··· MATERIALS PROVIDED

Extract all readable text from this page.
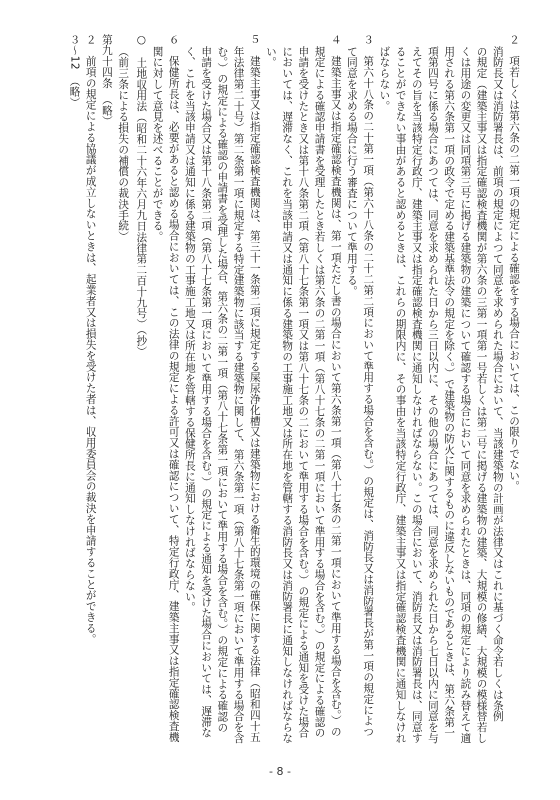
２　項若しくは第六条の二第一項の規定による確認をする場合においては、この限りでない。
消防長又は消防署長は、前項の規定によつて同意を求められた場合において、当該建築物の計画が法律又はこれに基づく命令若しくは条例
の規定（建築主事又は指定確認検査機関が第六条の三第一項第一号若しくは第二号に掲げる建築物の建築、大規模の修繕、大規模の模様替若し
くは用途の変更又は同項第三号に掲げる建築物の建築について確認する場合において同意を求められたときは、同項の規定により読み替えて適
用される第六条第一項の政令で定める建築基準法令の規定を除く。）で建築物の防火に関するものに違反しないものであるときは、第六条第一
項第四号に係る場合にあつては、同意を求められた日から三日以内に、その他の場合にあつては、同意を求められた日から七日以内に同意を与
えてその旨を当該特定行政庁、建築主事又は指定確認検査機関に通知しなければならない。この場合において、消防長又は消防署長は、同意す
ることができない事由があると認めるときは、これらの期限内に、その事由を当該特定行政庁、建築主事又は指定確認検査機関に通知しなけれ
ばならない。
３　第六十八条の二十第一項（第六十八条の二十二第二項において準用する場合を含む。）の規定は、消防長又は消防署長が第一項の規定によつ
て同意を求める場合に行う審査について準用する。
４　建築主事又は指定確認検査機関は、第一項ただし書の場合において第六条第一項（第八十七条の二第一項において準用する場合を含む。）の
規定による確認申請書を受理したとき若しくは第六条の二第一項（第八十七条の二第一項において準用する場合を含む。）の規定による確認の
申請を受けたとき又は第十八条第二項（第八十七条第一項又は第八十七条の二において準用する場合を含む。）の規定による通知を受けた場合
においては、遅滞なく、これを当該申請又は通知に係る建築物の工事施工地又は所在地を管轄する消防長又は消防署長に通知しなければならな
い。
５　建築主事又は指定確認検査機関は、第三十一条第二項に規定する屎尿浄化槽又は建築物における衛生的環境の確保に関する法律（昭和四十五
年法律第二十号）第二条第一項に規定する特定建築物に該当する建築物に関して、第六条第一項（第八十七条第一項において準用する場合を含
む。）の規定による確認の申請書を受理した場合、第六条の二第一項（第八十七条第一項において準用する場合を含む。）の規定による確認の
申請を受けた場合又は第十八条第二項（第八十七条第一項において準用する場合を含む。）の規定による通知を受けた場合においては、遅滞な
く、これを当該申請又は通知に係る建築物の工事施工地又は所在地を管轄する保健所長に通知しなければならない。
６　保健所長は、必要があると認める場合においては、この法律の規定による許可又は確認について、特定行政庁、建築主事又は指定確認検査機
関に対して意見を述べることができる。
○　土地収用法（昭和二十六年六月九日法律第二百十九号）（抄）
（前三条による損失の補償の裁決手続）
第九十四条　（略）
２　前項の規定による協議が成立しないときは、起業者又は損失を受けた者は、収用委員会の裁決を申請することができる。
３〜12　（略）
- 8 -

······

**PROMPT**: Identify the lines that hold the word "第八十七条第一項において準用する場合を含む". Copy every one of them.

**CORRECT RESPONSE**:
む。）の規定による確認の申請書を受理した場合、第六条の二第一項（第八十七条第一項において準用する場合を含む。）の規定による確認の
申請を受けた場合又は第十八条第二項（第八十七条第一項において準用する場合を含む。）の規定による通知を受けた場合においては、遅滞な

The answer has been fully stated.